Set exercise
Of all the lines in the material, how many include the word "caption"? Reply with the number alone.

Available data

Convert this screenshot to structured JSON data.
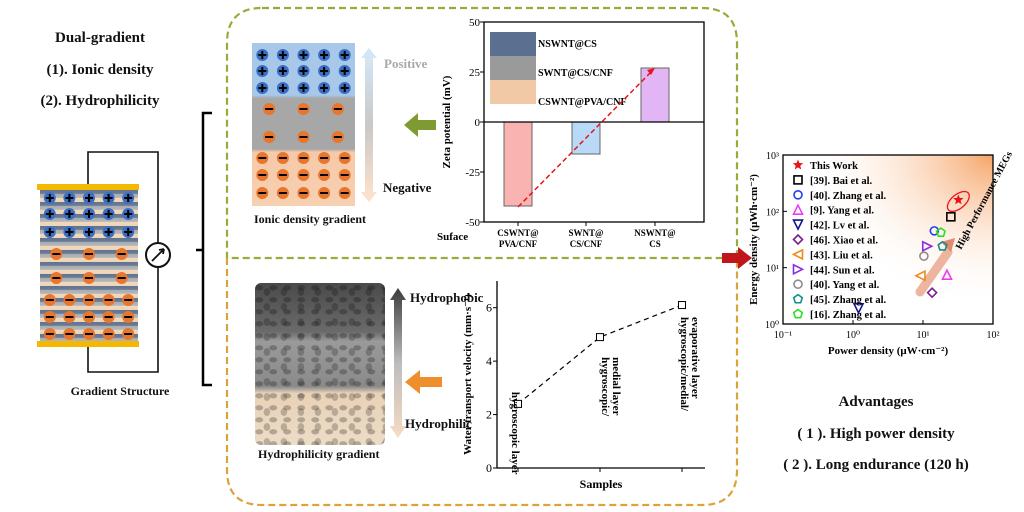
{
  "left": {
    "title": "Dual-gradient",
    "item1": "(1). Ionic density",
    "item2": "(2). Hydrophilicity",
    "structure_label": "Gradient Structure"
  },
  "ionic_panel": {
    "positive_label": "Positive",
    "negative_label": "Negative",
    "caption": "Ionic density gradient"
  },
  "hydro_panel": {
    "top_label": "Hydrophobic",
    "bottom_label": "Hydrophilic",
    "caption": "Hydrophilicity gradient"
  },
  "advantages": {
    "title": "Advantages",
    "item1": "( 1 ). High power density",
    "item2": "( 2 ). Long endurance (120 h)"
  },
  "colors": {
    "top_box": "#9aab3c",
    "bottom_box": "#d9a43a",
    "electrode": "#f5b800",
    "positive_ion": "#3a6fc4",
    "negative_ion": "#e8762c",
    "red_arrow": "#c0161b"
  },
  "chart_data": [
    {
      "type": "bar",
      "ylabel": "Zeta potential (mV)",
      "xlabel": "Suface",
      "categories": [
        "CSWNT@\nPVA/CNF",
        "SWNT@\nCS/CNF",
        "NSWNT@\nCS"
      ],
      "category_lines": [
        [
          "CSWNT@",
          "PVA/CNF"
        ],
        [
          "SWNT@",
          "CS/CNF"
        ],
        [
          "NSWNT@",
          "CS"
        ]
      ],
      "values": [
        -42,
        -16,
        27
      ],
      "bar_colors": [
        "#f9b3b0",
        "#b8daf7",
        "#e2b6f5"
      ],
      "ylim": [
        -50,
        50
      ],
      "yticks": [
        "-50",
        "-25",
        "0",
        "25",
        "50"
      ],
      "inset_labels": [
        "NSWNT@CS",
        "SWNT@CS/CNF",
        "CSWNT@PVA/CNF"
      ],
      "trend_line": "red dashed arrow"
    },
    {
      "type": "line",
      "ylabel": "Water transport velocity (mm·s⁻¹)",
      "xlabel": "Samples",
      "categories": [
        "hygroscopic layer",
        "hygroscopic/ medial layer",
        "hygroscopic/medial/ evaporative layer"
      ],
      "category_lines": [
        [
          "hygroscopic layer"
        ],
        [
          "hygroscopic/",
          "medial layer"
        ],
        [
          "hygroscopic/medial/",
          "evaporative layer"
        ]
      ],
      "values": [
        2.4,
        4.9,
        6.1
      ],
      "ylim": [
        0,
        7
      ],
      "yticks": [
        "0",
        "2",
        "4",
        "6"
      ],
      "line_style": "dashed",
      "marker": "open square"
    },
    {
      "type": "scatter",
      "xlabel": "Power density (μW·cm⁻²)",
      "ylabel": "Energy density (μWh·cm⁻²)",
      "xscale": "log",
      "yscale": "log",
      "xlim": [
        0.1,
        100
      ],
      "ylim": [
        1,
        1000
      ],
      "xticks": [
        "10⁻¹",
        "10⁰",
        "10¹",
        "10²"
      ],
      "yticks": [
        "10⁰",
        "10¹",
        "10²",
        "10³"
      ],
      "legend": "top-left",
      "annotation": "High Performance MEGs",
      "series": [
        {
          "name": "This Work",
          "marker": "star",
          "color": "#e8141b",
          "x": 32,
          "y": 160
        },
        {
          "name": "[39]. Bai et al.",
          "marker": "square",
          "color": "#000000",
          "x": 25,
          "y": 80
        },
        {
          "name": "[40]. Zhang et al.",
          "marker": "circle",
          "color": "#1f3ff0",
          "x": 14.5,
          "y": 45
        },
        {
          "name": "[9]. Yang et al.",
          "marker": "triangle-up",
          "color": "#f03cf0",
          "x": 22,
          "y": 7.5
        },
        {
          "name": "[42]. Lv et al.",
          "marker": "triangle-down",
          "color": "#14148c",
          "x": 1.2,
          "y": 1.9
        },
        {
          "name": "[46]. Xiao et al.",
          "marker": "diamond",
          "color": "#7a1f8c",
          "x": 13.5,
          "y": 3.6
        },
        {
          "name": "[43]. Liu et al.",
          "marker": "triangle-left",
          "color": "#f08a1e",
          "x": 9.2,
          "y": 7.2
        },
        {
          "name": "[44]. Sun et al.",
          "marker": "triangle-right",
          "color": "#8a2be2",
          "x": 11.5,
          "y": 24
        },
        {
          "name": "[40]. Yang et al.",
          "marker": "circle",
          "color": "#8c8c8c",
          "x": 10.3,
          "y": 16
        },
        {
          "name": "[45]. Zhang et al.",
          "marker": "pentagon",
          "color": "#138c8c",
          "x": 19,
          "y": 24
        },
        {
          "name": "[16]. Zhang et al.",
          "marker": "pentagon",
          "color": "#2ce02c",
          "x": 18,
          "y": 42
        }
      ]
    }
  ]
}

Result for this exercise
2